Problem to solve: Reproduce each line of the material exactly, minus any picture.

Raw data:
===

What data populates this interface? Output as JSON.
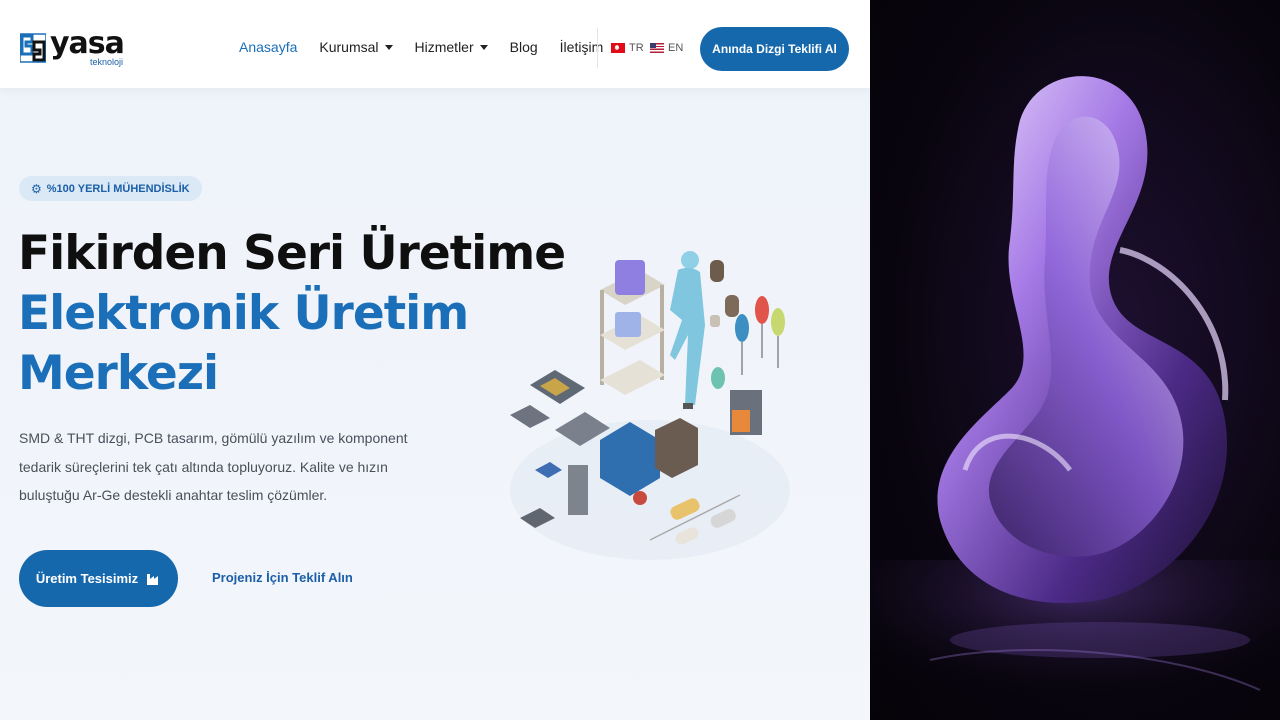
{
  "brand": {
    "name": "yasa",
    "sub": "teknoloji",
    "accent": "#1668ac"
  },
  "nav": {
    "items": [
      {
        "label": "Anasayfa",
        "dropdown": false,
        "active": true
      },
      {
        "label": "Kurumsal",
        "dropdown": true,
        "active": false
      },
      {
        "label": "Hizmetler",
        "dropdown": true,
        "active": false
      },
      {
        "label": "Blog",
        "dropdown": false,
        "active": false
      },
      {
        "label": "İletişim",
        "dropdown": false,
        "active": false
      }
    ],
    "lang_tr": "TR",
    "lang_en": "EN",
    "cta": "Anında Dizgi Teklifi Al"
  },
  "hero": {
    "badge": "%100 YERLİ MÜHENDİSLİK",
    "badge_icon": "gear-icon",
    "title_line1": "Fikirden Seri Üretime",
    "title_line2": "Elektronik Üretim",
    "title_line3": "Merkezi",
    "description": "SMD & THT dizgi, PCB tasarım, gömülü yazılım ve komponent tedarik süreçlerini tek çatı altında topluyoruz. Kalite ve hızın buluştuğu Ar-Ge destekli anahtar teslim çözümler.",
    "primary_button": "Üretim Tesisimiz",
    "primary_icon": "factory-icon",
    "secondary_link": "Projeniz İçin Teklif Alın"
  },
  "colors": {
    "dark_text": "#0f0f0f",
    "blue_text": "#1a6fb8",
    "art_purple": "#8a5cd6"
  }
}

===

Finished exercise:
What data populates this interface? Output as JSON.
{
  "brand": {
    "name": "yasa",
    "sub": "teknoloji",
    "accent": "#1668ac"
  },
  "nav": {
    "items": [
      {
        "label": "Anasayfa",
        "dropdown": false,
        "active": true
      },
      {
        "label": "Kurumsal",
        "dropdown": true,
        "active": false
      },
      {
        "label": "Hizmetler",
        "dropdown": true,
        "active": false
      },
      {
        "label": "Blog",
        "dropdown": false,
        "active": false
      },
      {
        "label": "İletişim",
        "dropdown": false,
        "active": false
      }
    ],
    "lang_tr": "TR",
    "lang_en": "EN",
    "cta": "Anında Dizgi Teklifi Al"
  },
  "hero": {
    "badge": "%100 YERLİ MÜHENDİSLİK",
    "badge_icon": "gear-icon",
    "title_line1": "Fikirden Seri Üretime",
    "title_line2": "Elektronik Üretim",
    "title_line3": "Merkezi",
    "description": "SMD & THT dizgi, PCB tasarım, gömülü yazılım ve komponent tedarik süreçlerini tek çatı altında topluyoruz. Kalite ve hızın buluştuğu Ar-Ge destekli anahtar teslim çözümler.",
    "primary_button": "Üretim Tesisimiz",
    "primary_icon": "factory-icon",
    "secondary_link": "Projeniz İçin Teklif Alın"
  },
  "colors": {
    "dark_text": "#0f0f0f",
    "blue_text": "#1a6fb8",
    "art_purple": "#8a5cd6"
  }
}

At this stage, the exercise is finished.